>> Begin Rows
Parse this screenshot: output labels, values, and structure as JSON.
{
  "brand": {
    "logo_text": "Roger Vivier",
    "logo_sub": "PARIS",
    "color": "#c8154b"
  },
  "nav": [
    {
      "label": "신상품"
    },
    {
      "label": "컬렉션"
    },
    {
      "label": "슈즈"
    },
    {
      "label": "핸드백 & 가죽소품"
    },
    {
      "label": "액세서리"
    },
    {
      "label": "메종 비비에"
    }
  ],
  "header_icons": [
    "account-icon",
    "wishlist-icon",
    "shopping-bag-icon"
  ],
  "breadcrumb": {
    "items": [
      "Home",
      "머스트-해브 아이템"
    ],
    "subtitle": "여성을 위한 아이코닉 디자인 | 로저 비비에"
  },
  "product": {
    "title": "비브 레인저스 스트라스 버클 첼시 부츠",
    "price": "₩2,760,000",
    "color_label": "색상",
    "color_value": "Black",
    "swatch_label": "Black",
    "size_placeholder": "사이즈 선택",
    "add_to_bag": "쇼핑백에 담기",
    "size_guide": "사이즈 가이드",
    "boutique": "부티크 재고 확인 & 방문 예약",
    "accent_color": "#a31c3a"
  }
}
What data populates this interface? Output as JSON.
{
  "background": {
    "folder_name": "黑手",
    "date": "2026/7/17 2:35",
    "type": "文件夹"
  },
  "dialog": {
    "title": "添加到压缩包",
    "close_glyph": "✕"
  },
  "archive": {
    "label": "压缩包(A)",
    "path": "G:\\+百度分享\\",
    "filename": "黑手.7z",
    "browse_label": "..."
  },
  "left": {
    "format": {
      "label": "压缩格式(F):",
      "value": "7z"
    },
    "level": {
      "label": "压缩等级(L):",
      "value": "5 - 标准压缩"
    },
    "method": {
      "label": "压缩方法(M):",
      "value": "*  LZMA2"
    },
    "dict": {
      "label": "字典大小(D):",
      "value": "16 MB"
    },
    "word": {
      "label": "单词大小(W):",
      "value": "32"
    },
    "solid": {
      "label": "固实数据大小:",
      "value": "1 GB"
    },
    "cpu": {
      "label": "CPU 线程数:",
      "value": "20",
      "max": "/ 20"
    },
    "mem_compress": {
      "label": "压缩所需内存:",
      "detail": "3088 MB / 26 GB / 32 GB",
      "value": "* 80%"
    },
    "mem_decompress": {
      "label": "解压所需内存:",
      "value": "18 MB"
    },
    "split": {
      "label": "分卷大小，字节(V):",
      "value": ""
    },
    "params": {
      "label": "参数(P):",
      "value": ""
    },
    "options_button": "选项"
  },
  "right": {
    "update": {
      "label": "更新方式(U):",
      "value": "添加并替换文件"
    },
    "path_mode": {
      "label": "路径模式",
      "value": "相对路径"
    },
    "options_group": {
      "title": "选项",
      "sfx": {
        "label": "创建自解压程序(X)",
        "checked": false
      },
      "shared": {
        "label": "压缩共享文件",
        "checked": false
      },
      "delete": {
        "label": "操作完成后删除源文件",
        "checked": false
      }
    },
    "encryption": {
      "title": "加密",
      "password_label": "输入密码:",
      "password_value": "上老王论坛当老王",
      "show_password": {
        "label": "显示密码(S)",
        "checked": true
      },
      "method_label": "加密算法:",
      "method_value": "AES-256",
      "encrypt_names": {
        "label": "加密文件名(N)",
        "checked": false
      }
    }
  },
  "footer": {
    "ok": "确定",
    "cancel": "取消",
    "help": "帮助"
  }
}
>> End Rows
■ Task prompt
Check each line of the records for the word "Black" and extract those that contain it.

■ Complete response
    "color_value": "Black",
    "swatch_label": "Black",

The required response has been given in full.